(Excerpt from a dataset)
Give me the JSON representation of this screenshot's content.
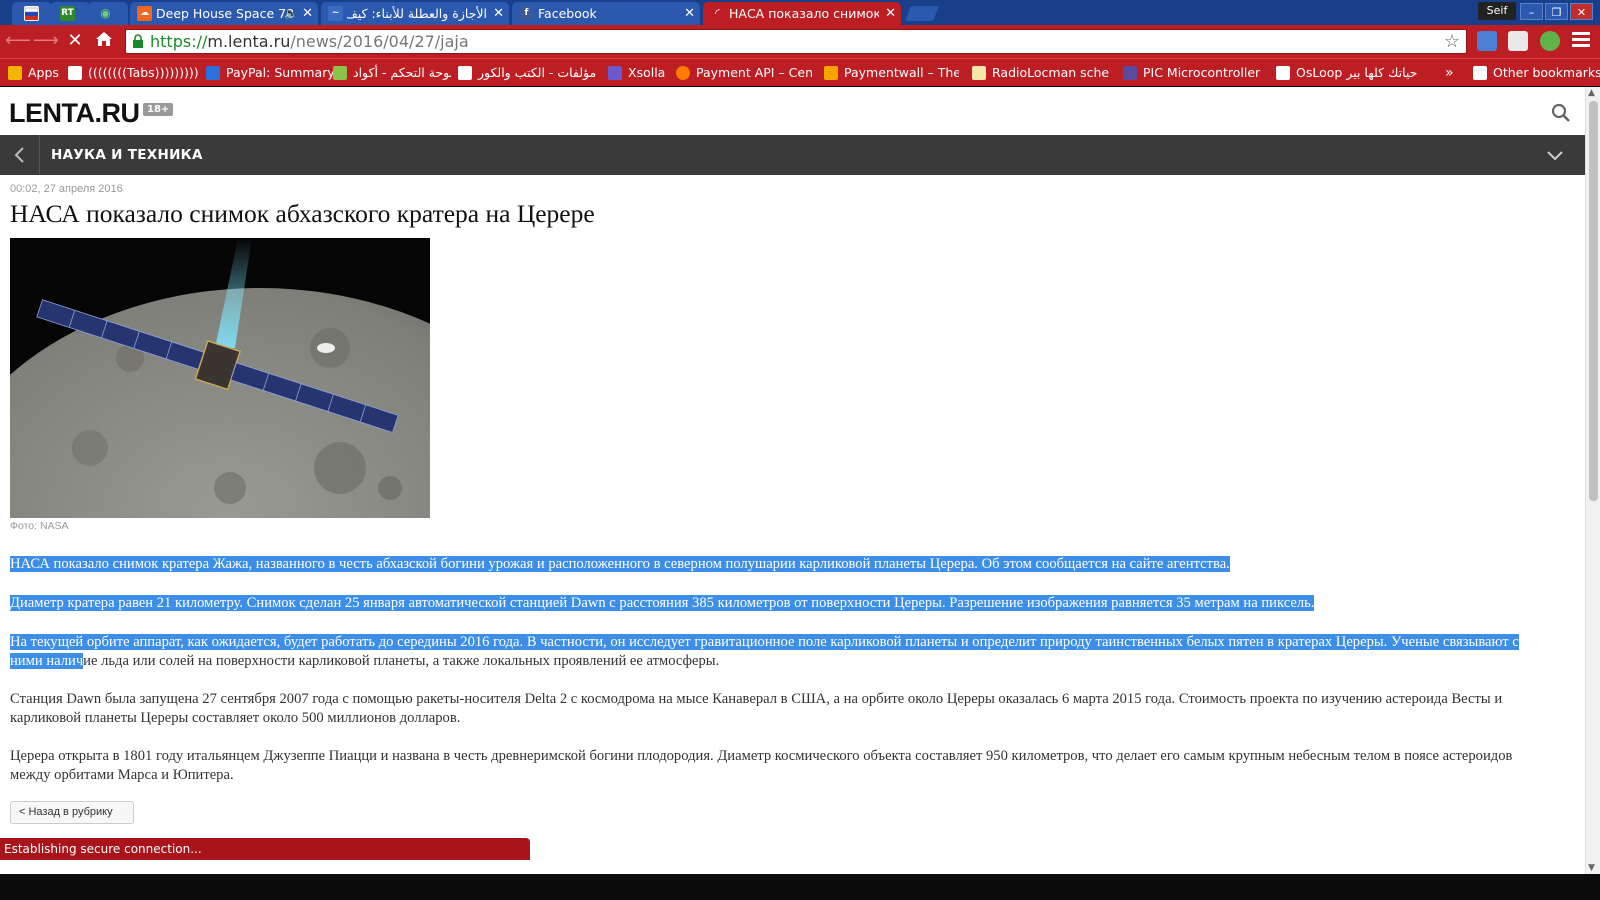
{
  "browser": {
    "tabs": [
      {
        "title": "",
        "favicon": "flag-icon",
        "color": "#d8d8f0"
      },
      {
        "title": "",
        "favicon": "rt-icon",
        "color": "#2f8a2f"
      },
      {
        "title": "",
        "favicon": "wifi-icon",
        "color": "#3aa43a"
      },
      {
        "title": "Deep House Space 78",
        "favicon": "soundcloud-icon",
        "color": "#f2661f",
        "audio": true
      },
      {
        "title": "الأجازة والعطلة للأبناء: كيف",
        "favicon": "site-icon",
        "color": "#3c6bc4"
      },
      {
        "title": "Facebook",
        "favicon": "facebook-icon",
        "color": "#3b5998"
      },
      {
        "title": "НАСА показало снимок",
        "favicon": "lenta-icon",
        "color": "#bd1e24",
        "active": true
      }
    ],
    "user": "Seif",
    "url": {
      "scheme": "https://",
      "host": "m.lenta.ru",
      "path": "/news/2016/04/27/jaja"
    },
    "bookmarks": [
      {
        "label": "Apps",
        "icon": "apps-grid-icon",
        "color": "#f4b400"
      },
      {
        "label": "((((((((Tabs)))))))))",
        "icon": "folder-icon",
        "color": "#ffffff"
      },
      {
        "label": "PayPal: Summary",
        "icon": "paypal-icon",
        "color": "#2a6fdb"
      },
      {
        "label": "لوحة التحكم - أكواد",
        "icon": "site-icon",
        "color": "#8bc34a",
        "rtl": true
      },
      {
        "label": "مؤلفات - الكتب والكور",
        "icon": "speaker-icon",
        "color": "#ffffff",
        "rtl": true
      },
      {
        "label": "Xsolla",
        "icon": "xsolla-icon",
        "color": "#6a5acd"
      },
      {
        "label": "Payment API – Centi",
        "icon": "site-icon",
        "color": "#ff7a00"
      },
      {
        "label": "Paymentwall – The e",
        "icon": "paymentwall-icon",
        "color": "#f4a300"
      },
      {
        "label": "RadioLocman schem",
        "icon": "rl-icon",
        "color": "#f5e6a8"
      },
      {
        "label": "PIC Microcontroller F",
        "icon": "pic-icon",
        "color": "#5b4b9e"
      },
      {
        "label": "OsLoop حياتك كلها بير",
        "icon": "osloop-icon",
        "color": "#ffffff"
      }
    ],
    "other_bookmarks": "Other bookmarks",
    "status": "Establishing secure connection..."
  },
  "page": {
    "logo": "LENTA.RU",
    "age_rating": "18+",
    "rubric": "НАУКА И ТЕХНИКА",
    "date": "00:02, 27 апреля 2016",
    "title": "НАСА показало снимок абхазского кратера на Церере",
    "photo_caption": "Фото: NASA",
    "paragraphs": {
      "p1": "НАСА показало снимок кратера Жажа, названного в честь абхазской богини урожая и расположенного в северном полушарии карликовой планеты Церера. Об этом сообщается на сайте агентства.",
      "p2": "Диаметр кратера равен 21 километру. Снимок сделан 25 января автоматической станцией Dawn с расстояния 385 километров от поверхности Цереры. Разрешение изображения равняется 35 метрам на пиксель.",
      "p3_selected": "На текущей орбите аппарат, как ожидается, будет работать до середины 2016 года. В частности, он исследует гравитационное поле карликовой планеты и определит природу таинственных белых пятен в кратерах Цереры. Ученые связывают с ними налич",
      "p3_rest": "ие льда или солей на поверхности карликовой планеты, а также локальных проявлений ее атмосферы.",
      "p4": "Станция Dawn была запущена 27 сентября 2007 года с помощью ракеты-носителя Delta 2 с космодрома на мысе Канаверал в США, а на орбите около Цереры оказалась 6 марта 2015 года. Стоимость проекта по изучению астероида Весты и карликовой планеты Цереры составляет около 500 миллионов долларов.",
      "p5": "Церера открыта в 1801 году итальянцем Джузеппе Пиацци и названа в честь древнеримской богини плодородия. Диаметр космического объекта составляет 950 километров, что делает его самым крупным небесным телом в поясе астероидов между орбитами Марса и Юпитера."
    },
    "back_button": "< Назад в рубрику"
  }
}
---
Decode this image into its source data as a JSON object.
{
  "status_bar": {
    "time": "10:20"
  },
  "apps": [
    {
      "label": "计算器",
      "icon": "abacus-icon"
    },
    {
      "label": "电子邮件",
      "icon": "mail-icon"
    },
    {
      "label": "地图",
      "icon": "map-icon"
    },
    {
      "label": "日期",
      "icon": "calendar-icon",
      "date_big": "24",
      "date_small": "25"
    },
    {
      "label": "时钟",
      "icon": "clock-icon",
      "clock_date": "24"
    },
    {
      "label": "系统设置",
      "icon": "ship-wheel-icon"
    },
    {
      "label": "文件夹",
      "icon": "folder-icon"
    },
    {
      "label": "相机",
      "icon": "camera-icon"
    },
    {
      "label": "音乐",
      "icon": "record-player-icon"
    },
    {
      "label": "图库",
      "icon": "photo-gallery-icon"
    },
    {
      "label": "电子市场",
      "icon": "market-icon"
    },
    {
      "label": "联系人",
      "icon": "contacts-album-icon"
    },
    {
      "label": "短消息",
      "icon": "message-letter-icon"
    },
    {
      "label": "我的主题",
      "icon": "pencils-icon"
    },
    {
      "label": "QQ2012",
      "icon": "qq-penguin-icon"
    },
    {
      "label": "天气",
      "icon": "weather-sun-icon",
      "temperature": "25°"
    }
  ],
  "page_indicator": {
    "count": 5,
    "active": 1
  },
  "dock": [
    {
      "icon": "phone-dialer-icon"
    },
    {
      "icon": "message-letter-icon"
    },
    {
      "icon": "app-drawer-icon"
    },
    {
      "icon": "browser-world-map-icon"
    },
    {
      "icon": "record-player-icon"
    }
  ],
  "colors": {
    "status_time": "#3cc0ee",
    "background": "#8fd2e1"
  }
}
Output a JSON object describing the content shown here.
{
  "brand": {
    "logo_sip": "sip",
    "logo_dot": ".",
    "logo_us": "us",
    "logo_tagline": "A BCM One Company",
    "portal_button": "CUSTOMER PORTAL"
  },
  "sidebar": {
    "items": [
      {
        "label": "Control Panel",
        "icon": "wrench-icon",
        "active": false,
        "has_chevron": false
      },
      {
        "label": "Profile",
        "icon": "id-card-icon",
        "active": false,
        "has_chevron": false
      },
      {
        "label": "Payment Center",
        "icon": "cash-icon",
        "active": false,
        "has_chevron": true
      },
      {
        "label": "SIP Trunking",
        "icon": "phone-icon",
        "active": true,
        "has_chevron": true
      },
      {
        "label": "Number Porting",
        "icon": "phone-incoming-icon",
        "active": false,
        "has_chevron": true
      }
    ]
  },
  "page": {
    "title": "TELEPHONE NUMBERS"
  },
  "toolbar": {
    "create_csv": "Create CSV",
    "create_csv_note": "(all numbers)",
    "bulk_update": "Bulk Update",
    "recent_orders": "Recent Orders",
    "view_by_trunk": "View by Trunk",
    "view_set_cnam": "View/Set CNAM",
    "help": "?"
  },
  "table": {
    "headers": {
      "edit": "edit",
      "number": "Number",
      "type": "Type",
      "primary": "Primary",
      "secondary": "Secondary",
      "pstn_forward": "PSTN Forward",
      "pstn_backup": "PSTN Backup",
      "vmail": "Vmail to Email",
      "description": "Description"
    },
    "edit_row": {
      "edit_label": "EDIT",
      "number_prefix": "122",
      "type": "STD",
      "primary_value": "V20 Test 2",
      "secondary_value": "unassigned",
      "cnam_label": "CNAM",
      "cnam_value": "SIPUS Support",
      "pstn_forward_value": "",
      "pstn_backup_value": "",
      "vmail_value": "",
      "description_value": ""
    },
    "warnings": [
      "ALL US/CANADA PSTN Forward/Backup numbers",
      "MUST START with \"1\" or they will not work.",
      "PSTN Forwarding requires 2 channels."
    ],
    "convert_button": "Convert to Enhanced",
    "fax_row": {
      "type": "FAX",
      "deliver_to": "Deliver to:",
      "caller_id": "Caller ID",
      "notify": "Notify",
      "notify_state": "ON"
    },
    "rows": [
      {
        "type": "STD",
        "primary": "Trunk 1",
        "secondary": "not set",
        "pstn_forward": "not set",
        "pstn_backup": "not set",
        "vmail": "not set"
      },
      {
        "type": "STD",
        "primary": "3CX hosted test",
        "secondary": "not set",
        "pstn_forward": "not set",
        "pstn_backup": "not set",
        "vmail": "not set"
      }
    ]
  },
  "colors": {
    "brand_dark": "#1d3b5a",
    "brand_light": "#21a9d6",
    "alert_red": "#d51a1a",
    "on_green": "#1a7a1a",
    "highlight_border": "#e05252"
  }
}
...
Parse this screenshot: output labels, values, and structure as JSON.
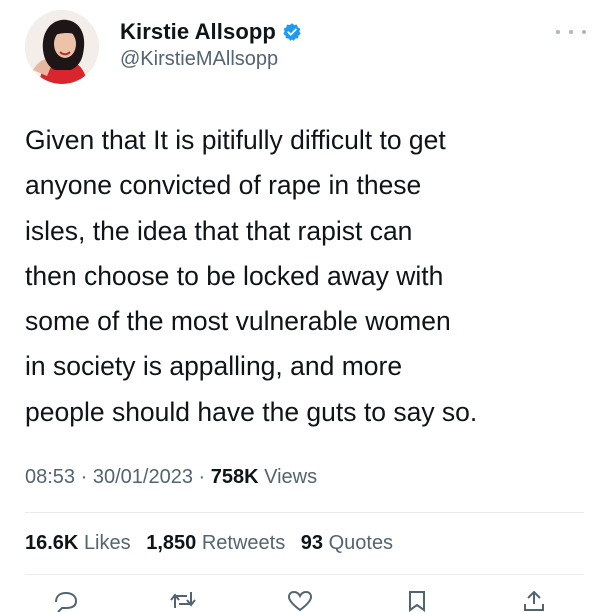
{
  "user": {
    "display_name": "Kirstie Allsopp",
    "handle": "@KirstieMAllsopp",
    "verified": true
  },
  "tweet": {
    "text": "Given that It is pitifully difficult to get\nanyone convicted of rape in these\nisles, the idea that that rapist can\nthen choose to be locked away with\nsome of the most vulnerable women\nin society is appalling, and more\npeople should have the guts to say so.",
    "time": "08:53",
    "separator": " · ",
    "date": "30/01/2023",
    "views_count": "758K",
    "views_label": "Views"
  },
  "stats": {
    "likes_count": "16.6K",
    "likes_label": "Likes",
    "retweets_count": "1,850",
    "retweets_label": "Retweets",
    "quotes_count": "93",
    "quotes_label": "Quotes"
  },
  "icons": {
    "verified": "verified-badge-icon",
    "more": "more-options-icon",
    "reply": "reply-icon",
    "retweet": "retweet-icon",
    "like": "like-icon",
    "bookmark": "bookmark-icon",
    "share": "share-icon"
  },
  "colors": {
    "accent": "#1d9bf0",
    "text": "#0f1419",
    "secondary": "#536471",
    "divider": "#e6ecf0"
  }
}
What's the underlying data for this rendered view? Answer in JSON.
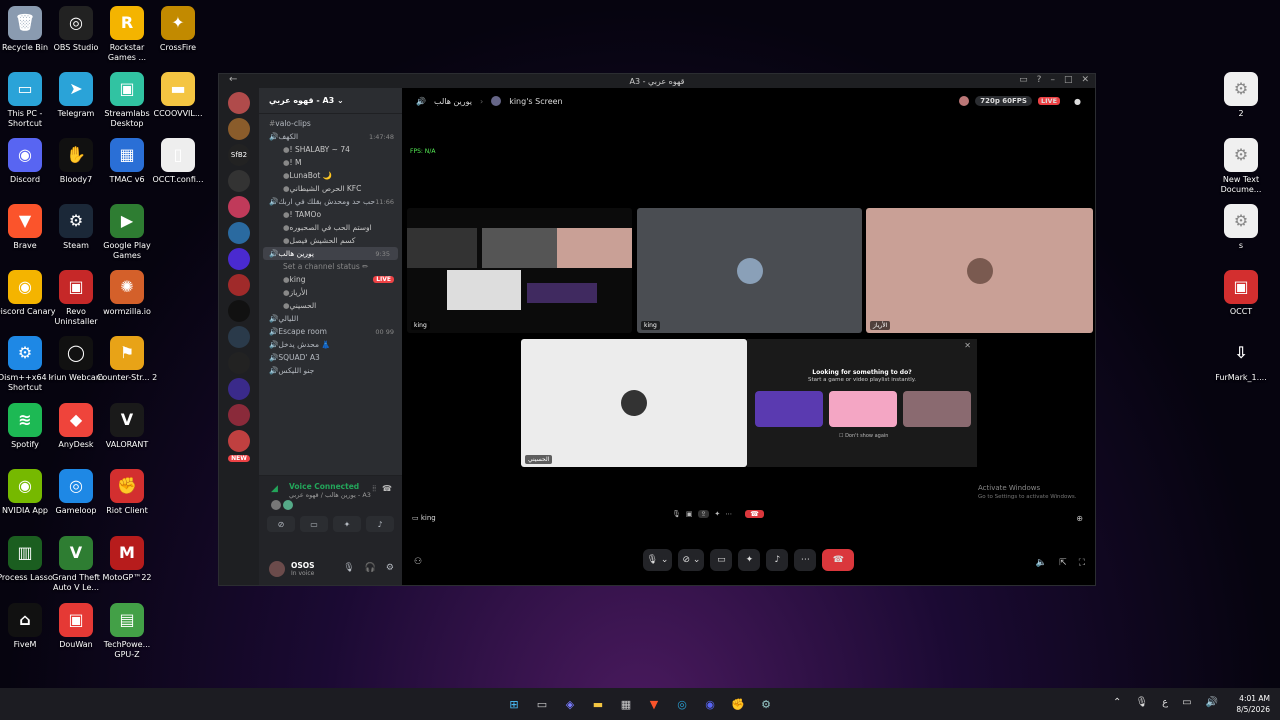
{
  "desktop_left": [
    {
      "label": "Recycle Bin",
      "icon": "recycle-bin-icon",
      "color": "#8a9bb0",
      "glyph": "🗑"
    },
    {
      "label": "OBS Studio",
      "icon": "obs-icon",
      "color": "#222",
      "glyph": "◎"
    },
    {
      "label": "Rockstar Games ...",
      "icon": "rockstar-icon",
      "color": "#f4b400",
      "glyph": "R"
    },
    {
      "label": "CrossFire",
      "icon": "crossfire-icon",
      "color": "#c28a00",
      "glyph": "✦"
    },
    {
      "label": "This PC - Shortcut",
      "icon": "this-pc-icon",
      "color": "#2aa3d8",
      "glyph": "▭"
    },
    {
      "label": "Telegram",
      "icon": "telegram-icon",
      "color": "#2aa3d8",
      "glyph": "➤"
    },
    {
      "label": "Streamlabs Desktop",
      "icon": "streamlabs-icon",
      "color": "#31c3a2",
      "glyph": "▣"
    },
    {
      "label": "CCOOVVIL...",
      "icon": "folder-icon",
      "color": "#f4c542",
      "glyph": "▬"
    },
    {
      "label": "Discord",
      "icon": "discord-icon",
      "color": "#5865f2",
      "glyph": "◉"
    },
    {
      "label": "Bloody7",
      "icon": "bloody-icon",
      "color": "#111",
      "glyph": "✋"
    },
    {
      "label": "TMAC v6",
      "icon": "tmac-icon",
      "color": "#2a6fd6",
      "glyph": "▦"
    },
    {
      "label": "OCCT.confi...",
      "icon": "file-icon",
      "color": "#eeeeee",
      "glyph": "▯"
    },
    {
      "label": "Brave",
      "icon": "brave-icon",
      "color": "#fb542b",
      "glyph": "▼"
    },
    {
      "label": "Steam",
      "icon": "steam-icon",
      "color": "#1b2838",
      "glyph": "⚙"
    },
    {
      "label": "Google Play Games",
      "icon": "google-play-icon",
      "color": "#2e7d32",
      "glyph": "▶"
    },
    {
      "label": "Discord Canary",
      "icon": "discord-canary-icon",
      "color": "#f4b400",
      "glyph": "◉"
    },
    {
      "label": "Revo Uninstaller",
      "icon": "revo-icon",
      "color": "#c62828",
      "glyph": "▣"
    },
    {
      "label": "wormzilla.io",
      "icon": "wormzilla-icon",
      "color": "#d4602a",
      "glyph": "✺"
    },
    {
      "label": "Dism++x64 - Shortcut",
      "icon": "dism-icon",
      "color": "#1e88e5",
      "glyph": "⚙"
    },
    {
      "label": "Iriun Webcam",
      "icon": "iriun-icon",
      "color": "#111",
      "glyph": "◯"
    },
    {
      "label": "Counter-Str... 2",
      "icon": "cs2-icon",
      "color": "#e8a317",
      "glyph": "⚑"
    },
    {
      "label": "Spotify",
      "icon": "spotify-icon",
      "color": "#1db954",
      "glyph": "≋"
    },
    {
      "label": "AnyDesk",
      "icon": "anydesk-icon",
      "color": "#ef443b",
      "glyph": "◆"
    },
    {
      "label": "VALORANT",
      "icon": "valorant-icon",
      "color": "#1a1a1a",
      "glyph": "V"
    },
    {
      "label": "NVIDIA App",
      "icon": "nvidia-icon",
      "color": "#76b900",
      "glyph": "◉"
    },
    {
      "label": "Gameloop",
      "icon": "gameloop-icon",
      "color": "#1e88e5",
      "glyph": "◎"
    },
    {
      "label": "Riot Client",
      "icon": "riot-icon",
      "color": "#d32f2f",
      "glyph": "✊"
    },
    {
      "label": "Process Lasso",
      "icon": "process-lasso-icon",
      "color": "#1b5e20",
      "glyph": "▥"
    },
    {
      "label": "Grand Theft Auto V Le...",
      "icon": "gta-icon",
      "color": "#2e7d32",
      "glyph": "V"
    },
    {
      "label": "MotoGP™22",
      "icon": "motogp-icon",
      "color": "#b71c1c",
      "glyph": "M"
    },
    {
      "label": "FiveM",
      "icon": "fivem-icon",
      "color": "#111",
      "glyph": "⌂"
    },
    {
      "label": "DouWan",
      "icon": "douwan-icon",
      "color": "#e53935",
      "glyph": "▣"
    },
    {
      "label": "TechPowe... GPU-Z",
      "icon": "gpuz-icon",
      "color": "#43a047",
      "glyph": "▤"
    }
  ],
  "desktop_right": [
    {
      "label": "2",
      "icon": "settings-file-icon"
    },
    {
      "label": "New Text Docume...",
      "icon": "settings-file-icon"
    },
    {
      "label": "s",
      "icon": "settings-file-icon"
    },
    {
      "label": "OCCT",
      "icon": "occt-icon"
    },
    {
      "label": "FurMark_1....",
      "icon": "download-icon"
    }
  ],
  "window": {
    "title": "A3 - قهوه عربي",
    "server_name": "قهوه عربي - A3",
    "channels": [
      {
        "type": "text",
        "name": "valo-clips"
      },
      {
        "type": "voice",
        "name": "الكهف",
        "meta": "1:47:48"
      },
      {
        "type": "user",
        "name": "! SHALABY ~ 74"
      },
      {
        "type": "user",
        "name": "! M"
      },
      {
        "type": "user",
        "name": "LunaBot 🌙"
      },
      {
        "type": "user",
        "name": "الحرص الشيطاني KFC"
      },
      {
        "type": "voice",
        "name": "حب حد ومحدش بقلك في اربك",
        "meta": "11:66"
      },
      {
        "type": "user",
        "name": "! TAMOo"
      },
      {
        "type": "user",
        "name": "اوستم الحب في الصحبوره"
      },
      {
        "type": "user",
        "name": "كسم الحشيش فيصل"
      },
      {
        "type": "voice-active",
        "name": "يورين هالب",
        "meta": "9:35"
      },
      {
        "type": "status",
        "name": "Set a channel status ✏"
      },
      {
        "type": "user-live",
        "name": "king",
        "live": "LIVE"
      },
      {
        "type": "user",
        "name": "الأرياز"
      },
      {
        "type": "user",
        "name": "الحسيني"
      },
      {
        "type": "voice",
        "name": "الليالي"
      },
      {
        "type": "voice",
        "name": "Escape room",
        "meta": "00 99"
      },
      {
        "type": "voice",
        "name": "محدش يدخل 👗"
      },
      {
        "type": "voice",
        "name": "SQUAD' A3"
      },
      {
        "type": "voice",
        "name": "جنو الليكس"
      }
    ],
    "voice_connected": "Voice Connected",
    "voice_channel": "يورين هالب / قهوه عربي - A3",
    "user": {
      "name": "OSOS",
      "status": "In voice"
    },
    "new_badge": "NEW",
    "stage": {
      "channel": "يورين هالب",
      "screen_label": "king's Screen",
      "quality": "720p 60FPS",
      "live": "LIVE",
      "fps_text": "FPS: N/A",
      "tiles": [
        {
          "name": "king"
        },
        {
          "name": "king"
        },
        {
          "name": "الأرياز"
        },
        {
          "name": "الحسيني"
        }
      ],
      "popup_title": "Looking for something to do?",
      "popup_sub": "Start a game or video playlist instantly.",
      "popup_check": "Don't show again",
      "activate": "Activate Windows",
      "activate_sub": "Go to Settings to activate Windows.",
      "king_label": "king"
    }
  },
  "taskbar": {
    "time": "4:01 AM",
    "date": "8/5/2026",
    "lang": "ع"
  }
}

### WHAT IS EXPECTED
Where a line contains the string "browser", extract that line.

### SOLUTION TO THIS TASK
  "browser": {
      "icon": "browser-world-map-icon"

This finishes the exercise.